=== Short task ===
Check every line below for the word "name" and show those that hold it.

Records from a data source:
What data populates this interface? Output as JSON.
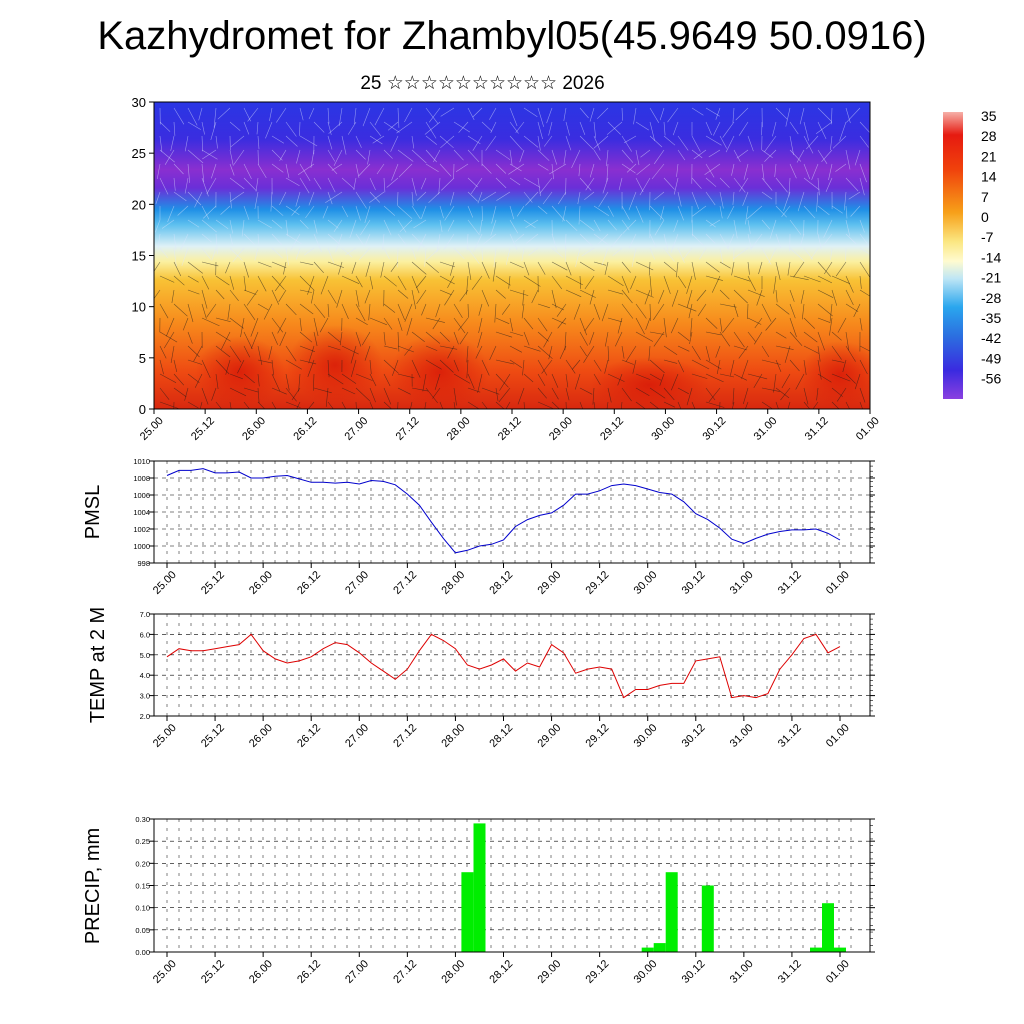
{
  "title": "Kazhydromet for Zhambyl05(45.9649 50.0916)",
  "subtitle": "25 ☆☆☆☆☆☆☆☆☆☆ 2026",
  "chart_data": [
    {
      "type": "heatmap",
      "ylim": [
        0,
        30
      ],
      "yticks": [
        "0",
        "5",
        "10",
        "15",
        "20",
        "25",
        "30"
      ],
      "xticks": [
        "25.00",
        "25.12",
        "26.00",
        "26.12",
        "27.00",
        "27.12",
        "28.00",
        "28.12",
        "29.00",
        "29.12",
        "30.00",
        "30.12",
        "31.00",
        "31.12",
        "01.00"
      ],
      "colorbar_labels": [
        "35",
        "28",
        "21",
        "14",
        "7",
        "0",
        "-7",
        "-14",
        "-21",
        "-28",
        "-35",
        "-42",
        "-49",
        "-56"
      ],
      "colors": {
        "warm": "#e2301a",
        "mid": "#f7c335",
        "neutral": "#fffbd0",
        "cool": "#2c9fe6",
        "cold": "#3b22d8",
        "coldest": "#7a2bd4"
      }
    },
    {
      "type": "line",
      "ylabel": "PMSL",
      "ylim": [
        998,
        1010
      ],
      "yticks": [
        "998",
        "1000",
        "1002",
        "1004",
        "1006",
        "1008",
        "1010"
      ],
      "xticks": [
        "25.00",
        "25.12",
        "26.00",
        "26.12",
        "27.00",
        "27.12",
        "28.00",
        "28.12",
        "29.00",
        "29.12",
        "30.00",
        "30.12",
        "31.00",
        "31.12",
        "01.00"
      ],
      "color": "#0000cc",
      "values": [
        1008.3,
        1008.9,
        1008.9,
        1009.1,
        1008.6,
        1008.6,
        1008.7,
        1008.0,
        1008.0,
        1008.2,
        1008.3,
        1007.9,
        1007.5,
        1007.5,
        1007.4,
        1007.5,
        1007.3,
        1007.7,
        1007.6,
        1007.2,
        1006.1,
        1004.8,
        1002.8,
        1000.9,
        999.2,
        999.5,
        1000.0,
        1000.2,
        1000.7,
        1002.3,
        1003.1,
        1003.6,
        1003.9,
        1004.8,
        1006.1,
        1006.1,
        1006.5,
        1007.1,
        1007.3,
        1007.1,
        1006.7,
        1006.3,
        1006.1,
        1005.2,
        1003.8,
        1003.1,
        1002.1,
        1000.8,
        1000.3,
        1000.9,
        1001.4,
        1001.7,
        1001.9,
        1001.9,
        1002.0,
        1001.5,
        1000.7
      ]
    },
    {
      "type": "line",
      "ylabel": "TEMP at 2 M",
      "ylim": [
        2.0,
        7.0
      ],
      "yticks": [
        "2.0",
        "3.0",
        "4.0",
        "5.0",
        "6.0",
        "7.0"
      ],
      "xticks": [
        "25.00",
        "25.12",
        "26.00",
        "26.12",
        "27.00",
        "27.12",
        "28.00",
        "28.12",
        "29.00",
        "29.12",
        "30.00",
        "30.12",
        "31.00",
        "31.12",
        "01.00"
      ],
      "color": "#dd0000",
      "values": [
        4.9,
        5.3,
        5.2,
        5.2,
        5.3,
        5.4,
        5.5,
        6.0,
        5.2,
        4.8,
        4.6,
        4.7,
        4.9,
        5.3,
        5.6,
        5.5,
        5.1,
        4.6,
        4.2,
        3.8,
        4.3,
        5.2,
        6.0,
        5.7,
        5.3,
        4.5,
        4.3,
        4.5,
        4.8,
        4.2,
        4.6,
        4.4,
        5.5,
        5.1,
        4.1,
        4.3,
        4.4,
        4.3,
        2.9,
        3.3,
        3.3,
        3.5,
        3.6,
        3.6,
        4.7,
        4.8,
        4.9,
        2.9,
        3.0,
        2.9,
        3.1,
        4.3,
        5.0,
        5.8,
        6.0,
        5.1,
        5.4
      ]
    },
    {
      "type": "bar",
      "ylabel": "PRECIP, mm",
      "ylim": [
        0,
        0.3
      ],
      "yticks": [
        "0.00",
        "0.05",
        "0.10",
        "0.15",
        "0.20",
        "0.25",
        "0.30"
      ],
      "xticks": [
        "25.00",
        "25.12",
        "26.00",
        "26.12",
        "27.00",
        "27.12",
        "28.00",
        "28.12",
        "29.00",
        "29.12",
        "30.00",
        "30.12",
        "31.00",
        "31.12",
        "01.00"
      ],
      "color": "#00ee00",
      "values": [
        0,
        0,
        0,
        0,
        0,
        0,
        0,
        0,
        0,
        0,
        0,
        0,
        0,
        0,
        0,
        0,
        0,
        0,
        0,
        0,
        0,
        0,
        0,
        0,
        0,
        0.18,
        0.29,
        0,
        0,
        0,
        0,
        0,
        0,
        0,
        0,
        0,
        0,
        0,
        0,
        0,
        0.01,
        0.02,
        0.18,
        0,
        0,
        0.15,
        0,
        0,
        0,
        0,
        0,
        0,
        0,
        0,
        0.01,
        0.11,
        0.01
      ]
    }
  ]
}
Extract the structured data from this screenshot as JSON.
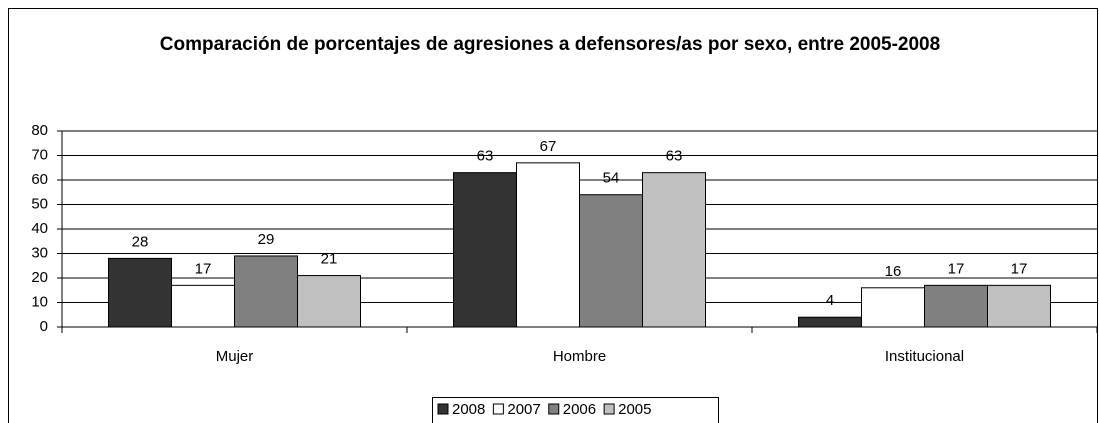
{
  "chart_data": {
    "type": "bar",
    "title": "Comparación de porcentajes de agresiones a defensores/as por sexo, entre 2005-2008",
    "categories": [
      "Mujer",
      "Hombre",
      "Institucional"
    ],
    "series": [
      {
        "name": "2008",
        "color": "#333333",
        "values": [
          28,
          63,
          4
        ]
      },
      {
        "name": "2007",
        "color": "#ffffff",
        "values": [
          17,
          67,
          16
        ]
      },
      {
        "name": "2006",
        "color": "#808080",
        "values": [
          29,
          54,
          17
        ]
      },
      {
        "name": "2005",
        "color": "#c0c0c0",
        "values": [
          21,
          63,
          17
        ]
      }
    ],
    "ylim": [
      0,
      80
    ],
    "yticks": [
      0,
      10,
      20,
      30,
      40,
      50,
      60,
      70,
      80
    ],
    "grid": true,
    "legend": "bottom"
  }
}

=== Solved exercise ===
        "name": "2008",
        "name": "2007",
        "name": "2006",
        "name": "2005",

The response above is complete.